## EXTRACTED TEXT
______________________________
JennM111 on March 24, 2012 at 12:31 PM

Look at history and you see that the response of people under threat of starvation is not passive acceptance. There is no better tinder for rebellion.

I and other people are hard on the lack of world coherence because the characters themselves are so dull.

evergreen on March 24, 2012 at 3:04 PM

The movie I’m waiting for is Iron Sky

Who doesn’t love Nazi’s on the moon?

http://www.youtube.com/watch?v=xeIu1FiTTyI&feature=related

Wallythedog on March 24, 2012 at 3:11 PM

The ultimate anti-capitalist retard flick.

Step One: Threaten to commit genocide unless children agree to murder one another.

Step Two: …?

Step Three: PROFIT!

logis on March 24, 2012 at 1:34 PM

You are either so blinded by Bush Hatred that you can’t see the point – or you’re just flat-out LYING.

These Books are THE MOST Anti-Marxist, Anti-Obama, Anti-Statist Cultural Memes Out THERE!!
______________________________
## GIVEN TASK 1
In the comment thread, which movie does evergreen say they are waiting for?

## INFORMATION SUPPLIED
______________________________
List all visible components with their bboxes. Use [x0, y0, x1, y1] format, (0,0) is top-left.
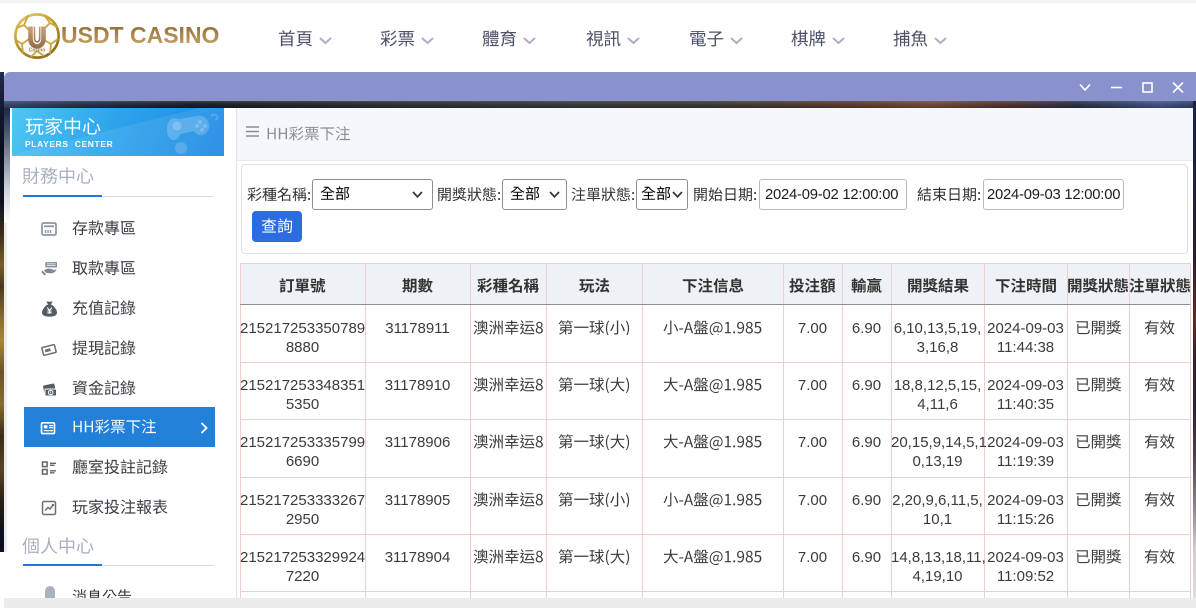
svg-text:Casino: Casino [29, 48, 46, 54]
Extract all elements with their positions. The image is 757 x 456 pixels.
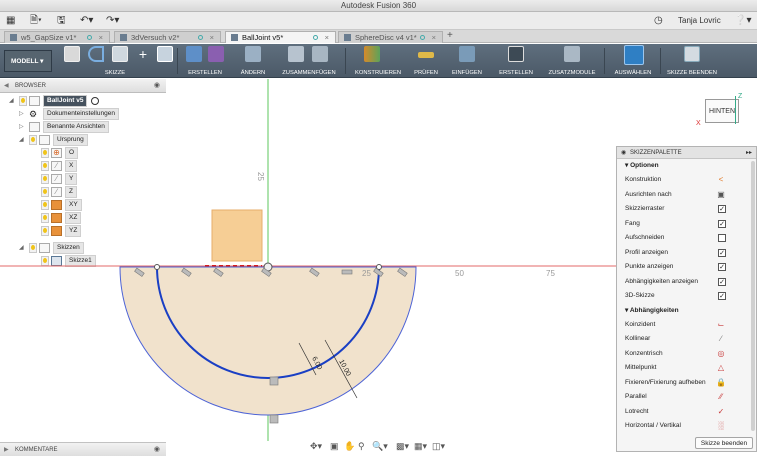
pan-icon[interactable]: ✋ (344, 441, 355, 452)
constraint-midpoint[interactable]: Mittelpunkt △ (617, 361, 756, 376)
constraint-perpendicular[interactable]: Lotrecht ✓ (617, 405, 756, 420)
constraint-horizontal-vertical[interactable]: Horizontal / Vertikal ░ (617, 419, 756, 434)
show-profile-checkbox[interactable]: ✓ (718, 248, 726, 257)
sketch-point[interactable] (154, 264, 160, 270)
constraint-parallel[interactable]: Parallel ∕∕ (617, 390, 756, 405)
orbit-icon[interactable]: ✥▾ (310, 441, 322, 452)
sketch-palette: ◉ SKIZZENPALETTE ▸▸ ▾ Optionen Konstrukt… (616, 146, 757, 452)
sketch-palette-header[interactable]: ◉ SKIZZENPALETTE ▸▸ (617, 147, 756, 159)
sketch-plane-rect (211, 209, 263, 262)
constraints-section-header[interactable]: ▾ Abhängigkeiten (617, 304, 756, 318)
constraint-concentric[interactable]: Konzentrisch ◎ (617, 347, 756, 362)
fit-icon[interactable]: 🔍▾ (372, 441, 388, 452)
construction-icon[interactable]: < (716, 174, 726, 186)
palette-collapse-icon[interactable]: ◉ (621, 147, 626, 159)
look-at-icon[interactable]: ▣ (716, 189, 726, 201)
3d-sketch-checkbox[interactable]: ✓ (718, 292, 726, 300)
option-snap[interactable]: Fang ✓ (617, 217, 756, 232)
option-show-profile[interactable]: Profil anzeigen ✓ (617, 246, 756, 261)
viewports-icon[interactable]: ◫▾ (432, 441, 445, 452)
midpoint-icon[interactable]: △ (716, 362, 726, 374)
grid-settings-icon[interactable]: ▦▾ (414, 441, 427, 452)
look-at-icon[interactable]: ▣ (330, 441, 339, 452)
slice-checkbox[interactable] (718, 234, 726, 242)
______________________________
## GIVEN TASK 2
Copy out the rows between the row holding "svg-text:Casino: Casino [29, 48, 46, 54]" and the row holding "Extract all elements", inclusive.

## FULL ANSWER 1
Iron Sky

## FULL ANSWER 2
svg-text:Casino: Casino [29, 48, 46, 54]
Extract all elements with their positions. The image is 757 x 456 pixels.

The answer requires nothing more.